TO BE DONE
In the records, take everything from the line containing "What elements are" down to the line containing "price-tick-label: 3350.04 bbox=[841, 469, 886, 483]", swap "macd-bar" for "histogram-bar", and give those lines again with nothing else changed.

TASK DATA
- - - - -
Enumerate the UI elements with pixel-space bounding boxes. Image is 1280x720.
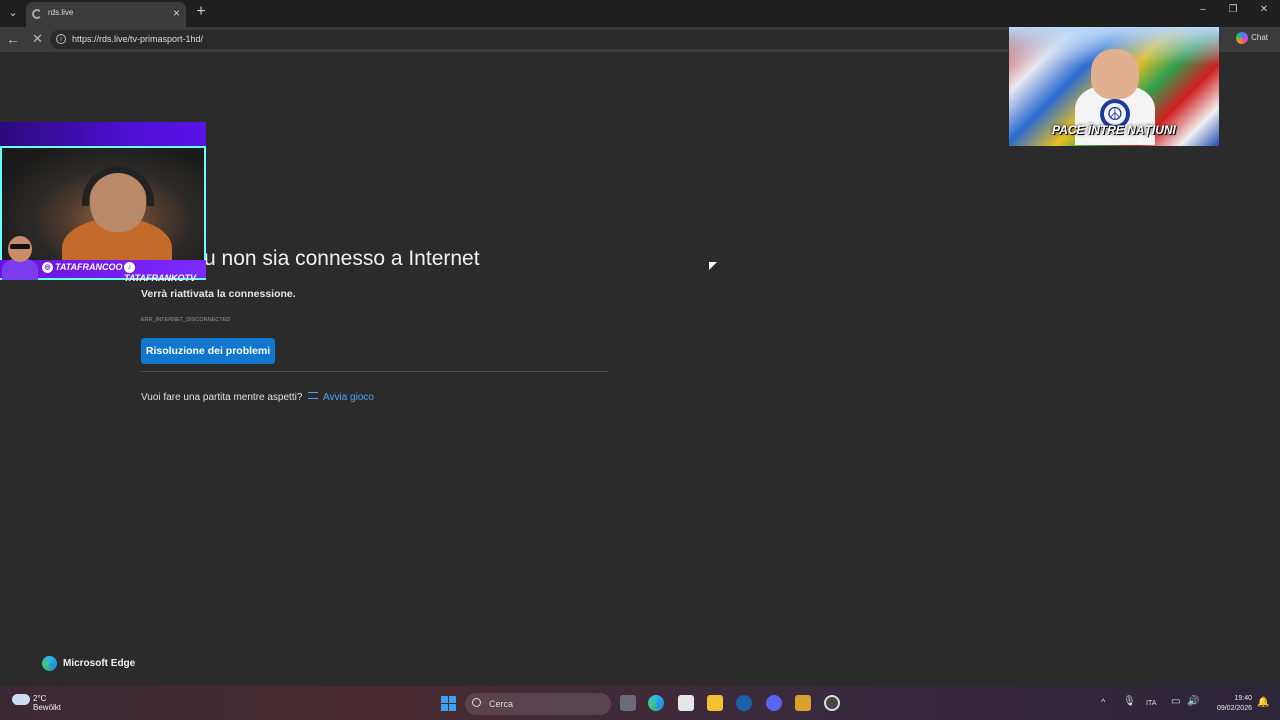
- - - - -
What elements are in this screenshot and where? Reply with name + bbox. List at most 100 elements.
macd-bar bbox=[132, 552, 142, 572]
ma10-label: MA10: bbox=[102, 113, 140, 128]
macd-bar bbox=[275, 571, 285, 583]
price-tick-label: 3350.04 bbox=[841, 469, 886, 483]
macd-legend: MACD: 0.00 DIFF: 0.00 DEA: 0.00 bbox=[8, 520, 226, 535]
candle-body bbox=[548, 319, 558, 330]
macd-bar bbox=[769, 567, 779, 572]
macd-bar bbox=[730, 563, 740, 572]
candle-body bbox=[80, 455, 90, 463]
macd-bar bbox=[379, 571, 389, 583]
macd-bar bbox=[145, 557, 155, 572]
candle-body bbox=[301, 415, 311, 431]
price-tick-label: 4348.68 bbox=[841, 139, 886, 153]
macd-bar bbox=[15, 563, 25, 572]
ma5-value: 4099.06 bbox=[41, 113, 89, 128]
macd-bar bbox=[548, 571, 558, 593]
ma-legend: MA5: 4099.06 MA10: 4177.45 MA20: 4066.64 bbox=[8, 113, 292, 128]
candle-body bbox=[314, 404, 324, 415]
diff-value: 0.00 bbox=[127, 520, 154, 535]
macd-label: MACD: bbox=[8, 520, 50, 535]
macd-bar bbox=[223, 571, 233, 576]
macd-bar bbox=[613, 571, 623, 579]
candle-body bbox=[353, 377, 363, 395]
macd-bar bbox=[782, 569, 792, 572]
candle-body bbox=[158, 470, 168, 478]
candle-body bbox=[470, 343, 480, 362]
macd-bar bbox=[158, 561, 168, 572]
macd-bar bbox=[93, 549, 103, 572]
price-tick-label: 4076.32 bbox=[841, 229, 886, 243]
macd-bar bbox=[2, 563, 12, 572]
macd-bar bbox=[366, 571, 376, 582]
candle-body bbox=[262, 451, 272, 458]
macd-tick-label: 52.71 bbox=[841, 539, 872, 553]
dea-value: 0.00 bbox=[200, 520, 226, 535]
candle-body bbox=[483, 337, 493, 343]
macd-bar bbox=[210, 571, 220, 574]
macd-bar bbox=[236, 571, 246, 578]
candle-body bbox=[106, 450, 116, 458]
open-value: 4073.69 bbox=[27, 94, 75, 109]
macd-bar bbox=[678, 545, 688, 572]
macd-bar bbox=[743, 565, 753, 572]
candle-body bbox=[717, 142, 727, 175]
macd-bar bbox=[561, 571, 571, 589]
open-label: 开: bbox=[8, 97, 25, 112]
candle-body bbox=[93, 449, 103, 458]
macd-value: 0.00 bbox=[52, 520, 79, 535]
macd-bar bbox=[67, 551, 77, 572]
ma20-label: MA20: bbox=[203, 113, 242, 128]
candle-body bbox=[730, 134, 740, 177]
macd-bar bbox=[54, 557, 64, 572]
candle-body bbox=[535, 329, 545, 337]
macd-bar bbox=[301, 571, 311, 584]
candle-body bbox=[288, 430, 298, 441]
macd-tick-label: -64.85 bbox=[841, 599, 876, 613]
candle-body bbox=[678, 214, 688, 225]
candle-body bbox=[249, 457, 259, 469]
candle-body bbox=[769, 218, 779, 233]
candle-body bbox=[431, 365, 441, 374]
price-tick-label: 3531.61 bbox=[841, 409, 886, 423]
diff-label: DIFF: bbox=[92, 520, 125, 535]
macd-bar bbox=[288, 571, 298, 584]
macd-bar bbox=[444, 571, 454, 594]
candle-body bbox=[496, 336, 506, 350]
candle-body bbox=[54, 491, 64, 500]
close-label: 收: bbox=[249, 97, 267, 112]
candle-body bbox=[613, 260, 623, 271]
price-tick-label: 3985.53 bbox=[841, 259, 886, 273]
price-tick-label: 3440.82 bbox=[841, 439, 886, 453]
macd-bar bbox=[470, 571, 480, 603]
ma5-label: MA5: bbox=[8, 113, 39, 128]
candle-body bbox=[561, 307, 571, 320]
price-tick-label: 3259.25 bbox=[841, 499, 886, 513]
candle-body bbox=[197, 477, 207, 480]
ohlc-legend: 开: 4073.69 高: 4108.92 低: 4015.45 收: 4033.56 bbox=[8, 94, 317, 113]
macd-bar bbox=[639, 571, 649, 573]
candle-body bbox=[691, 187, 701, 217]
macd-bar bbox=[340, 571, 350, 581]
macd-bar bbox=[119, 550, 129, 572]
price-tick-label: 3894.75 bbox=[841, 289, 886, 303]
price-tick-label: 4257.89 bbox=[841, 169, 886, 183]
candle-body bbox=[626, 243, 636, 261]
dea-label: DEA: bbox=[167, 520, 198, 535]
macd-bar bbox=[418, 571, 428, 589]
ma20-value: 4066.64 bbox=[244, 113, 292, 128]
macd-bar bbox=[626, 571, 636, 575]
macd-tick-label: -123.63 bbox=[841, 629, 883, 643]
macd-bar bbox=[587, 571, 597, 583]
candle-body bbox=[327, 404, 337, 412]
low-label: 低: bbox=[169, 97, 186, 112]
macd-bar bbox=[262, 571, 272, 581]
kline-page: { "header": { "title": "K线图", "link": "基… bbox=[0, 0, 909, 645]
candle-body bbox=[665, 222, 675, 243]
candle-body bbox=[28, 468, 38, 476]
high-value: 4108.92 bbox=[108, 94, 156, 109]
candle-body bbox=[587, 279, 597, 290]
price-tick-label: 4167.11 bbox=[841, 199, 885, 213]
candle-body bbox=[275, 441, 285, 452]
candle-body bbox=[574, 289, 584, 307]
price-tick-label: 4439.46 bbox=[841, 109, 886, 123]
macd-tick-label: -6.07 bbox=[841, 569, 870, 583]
- - - - -
FINISHED EXERCISE
What elements are in this screenshot and where? Reply with name + bbox. List at most 100 elements.
histogram-bar bbox=[132, 552, 142, 572]
ma10-label: MA10: bbox=[102, 113, 140, 128]
histogram-bar bbox=[275, 571, 285, 583]
price-tick-label: 3350.04 bbox=[841, 469, 886, 483]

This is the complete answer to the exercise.